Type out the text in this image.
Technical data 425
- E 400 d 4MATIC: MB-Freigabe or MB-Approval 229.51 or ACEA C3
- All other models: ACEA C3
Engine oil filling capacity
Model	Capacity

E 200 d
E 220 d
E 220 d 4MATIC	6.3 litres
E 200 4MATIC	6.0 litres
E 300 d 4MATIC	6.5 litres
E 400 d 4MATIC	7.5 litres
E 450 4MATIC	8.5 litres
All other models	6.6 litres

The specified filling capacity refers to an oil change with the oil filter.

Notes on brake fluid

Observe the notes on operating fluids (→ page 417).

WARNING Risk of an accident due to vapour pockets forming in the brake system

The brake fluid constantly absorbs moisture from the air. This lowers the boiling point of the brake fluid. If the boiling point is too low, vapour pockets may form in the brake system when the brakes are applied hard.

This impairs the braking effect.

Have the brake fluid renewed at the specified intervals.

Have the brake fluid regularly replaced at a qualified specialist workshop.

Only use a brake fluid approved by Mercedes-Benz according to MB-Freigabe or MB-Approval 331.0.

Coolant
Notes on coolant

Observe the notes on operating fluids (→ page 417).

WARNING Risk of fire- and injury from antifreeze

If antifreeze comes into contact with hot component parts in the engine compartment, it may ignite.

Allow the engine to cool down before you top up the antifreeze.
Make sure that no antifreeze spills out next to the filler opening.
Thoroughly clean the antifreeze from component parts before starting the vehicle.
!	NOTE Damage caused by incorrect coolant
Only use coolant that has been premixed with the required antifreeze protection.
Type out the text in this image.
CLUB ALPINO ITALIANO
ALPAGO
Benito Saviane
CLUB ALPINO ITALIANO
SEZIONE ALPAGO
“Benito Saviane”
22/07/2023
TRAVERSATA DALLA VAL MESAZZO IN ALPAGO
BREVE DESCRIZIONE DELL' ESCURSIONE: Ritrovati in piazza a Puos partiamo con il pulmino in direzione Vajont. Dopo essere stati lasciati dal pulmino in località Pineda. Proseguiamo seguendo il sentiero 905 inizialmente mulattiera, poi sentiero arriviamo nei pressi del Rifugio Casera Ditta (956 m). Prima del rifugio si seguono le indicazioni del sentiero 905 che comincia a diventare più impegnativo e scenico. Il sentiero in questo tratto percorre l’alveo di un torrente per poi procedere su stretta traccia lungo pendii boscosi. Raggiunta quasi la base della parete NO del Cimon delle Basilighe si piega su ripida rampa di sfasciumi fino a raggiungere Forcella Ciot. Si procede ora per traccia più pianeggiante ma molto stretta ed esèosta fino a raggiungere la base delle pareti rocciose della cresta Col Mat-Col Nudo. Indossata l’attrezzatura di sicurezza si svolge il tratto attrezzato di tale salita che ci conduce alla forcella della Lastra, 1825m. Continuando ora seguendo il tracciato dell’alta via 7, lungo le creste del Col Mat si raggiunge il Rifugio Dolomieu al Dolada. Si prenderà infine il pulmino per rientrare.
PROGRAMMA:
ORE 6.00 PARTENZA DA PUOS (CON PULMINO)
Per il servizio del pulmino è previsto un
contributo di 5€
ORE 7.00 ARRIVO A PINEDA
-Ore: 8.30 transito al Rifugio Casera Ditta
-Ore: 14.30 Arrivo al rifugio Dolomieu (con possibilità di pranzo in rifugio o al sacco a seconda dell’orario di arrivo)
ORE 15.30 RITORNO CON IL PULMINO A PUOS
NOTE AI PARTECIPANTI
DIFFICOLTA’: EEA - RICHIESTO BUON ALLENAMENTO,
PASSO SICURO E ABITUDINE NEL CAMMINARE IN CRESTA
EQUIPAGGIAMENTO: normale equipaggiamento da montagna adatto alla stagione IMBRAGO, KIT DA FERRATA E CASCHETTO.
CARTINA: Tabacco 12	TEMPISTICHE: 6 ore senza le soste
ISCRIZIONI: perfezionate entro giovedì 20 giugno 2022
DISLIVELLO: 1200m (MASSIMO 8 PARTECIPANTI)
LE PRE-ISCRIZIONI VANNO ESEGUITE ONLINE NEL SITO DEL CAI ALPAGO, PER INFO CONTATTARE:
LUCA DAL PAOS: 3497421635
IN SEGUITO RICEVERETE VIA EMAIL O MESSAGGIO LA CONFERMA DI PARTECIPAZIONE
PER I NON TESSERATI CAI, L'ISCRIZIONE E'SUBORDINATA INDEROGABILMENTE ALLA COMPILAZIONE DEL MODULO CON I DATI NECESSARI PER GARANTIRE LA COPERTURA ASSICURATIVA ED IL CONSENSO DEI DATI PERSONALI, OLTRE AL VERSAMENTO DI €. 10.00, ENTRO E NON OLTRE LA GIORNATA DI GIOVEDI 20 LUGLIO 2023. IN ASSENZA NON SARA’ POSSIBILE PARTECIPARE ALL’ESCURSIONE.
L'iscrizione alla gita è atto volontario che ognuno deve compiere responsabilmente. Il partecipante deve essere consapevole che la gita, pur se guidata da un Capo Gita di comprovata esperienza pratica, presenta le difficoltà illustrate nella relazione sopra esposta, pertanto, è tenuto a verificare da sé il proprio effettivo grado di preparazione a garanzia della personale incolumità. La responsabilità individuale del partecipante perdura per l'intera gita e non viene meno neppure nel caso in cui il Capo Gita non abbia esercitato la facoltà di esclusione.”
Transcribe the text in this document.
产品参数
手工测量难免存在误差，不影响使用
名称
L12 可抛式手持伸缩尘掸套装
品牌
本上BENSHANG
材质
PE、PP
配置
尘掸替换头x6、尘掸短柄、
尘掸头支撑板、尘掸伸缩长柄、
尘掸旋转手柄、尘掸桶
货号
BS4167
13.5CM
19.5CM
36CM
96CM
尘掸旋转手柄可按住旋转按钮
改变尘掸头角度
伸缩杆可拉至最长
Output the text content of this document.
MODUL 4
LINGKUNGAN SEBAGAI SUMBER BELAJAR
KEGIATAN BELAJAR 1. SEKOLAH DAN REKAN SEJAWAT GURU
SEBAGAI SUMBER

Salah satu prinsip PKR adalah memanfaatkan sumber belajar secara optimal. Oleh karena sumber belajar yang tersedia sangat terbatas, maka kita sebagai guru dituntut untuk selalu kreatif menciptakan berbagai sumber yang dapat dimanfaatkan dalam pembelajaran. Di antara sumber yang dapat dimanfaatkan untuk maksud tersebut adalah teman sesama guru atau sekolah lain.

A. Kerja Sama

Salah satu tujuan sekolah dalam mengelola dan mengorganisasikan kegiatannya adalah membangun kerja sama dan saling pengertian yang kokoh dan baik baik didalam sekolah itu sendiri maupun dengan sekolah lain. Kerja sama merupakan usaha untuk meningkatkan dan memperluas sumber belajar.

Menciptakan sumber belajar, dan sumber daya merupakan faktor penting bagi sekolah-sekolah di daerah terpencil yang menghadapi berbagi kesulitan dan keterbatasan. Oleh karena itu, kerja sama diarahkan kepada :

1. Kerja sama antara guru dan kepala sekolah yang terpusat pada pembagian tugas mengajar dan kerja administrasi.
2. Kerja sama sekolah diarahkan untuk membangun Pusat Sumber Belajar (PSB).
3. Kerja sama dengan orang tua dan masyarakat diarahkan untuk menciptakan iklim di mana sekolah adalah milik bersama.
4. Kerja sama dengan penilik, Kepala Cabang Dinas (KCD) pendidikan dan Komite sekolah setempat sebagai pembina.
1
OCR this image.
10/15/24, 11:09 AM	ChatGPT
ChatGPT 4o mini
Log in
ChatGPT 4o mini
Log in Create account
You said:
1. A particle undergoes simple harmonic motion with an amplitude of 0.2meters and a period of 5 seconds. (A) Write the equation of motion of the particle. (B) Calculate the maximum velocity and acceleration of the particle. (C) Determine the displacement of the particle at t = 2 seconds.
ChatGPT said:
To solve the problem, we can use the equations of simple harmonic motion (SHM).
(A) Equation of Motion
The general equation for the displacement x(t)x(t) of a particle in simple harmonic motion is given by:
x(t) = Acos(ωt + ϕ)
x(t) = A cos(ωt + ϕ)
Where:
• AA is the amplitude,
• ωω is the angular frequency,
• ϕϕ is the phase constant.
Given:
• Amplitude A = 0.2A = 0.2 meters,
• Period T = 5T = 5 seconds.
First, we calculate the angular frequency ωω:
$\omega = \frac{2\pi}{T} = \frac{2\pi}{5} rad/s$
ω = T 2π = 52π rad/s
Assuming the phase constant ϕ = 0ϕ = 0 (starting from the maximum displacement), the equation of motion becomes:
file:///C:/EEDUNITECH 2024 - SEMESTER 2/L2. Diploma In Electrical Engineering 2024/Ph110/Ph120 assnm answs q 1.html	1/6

◆ ◆ ◆

■ WHAT THE TASK REQUIRES: Where a line above contains the word "ChatGPT", copy that line.

■ ANSWER FOR THE TASK:
10/15/24, 11:09 AM	ChatGPT
ChatGPT 4o mini
ChatGPT 4o mini
ChatGPT said:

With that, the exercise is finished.